(Records from a data collection)

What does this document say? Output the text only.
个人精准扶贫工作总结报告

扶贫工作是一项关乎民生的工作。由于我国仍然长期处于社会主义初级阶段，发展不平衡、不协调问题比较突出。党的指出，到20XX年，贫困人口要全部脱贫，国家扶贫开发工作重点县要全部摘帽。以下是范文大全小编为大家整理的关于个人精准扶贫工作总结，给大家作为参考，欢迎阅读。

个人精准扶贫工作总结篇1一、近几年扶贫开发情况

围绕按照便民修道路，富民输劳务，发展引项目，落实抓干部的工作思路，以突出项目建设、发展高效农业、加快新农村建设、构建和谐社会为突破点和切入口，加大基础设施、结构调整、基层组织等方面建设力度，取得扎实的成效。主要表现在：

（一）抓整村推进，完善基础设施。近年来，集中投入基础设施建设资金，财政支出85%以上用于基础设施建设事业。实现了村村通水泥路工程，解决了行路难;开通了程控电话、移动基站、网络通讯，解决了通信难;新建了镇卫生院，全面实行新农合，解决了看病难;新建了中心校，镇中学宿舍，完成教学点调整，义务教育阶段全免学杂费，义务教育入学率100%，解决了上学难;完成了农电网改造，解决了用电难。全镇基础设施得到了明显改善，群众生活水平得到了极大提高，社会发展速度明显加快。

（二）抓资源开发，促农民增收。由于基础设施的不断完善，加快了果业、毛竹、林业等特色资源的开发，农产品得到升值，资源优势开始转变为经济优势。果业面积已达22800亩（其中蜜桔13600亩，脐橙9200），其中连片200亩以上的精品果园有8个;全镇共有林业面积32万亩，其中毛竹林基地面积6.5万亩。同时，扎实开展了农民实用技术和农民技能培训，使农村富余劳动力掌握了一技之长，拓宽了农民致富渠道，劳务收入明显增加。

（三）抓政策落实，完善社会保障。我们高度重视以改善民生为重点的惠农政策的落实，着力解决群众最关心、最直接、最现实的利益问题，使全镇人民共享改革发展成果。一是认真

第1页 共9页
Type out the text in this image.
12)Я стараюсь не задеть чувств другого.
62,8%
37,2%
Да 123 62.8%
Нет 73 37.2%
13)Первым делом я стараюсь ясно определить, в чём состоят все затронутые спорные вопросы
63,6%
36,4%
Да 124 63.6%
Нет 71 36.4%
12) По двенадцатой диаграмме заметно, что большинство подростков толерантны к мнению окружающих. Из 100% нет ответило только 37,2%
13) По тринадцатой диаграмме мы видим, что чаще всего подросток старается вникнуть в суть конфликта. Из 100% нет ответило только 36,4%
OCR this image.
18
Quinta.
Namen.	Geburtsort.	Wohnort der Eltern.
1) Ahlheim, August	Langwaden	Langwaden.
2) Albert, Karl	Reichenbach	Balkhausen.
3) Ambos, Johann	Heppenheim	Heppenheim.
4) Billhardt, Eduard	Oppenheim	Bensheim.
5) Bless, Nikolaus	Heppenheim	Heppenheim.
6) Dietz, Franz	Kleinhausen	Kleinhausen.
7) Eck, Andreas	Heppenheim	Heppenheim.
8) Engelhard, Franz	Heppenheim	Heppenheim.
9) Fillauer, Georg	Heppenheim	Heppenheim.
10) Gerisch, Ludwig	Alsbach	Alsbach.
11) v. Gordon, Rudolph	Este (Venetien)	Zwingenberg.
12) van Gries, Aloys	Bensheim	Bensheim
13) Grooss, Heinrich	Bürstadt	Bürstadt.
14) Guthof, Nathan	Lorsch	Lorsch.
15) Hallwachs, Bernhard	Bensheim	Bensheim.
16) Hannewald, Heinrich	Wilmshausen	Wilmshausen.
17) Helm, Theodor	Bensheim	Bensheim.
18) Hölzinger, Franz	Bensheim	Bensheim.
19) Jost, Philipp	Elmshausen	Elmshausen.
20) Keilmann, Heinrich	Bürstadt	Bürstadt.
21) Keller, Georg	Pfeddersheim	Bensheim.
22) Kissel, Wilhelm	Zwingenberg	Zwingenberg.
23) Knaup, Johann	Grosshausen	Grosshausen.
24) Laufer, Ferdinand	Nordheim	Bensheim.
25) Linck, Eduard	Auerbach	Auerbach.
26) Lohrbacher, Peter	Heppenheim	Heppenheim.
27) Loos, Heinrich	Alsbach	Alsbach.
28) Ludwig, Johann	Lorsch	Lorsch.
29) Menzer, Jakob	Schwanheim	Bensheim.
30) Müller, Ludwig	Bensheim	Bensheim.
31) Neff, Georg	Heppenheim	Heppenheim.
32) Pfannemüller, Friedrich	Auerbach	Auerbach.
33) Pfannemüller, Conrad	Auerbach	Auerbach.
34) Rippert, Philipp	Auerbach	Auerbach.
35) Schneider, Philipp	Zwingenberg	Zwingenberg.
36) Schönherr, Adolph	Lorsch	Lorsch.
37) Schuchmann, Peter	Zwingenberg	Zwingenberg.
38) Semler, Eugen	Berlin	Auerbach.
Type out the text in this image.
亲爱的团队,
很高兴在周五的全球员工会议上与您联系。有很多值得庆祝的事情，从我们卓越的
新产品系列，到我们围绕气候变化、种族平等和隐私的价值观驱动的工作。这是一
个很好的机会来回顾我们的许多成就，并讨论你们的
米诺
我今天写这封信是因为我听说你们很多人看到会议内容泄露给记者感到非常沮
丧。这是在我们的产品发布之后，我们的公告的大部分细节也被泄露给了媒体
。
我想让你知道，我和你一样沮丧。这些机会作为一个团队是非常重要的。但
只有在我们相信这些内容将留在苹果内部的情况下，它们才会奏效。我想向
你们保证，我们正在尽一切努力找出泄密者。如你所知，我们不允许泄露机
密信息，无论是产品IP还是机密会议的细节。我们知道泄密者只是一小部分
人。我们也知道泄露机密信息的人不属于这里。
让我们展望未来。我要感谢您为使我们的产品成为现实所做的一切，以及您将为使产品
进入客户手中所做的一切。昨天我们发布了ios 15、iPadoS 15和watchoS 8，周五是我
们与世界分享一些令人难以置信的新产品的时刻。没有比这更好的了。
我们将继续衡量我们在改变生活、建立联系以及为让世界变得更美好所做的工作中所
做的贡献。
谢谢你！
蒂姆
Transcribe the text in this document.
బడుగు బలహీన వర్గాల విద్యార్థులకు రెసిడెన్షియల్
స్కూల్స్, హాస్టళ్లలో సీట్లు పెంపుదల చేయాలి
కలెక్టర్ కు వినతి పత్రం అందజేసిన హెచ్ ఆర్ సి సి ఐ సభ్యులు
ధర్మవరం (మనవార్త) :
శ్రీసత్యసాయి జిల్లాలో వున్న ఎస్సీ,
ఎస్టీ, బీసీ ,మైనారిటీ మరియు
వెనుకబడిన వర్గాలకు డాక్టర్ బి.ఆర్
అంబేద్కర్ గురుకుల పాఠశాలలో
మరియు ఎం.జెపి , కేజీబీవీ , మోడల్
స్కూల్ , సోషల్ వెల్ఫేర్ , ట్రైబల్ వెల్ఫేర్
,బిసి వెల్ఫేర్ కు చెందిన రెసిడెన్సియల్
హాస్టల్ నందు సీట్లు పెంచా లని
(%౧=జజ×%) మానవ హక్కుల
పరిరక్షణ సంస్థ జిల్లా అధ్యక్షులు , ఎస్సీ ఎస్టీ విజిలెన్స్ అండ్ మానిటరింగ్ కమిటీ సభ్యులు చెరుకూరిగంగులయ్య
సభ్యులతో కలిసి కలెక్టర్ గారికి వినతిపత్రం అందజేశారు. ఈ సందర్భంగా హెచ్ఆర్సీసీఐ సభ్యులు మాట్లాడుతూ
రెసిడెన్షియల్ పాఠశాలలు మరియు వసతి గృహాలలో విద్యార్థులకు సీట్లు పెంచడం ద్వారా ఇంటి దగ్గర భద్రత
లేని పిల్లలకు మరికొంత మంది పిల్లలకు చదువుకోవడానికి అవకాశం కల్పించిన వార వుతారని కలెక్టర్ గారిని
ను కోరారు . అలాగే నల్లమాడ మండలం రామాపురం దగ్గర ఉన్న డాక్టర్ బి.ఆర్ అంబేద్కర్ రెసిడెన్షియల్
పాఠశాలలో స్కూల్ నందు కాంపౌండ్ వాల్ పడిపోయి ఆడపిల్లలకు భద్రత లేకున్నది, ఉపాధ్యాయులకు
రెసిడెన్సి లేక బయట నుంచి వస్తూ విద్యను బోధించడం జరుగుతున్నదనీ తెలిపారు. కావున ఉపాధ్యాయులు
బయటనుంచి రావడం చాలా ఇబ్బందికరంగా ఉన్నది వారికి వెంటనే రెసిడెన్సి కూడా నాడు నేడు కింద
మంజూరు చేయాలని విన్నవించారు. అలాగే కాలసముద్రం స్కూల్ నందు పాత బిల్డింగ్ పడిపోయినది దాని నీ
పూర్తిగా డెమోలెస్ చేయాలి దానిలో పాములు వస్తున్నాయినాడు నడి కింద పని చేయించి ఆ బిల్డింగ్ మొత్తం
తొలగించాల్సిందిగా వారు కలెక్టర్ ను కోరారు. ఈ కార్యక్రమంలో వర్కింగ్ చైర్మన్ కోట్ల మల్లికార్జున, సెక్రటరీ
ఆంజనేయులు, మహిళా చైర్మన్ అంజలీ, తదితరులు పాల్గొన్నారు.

Instructions for the task: Only the number is wanted: how many lines of the material above include the word "Lorsch"?

The answer: 3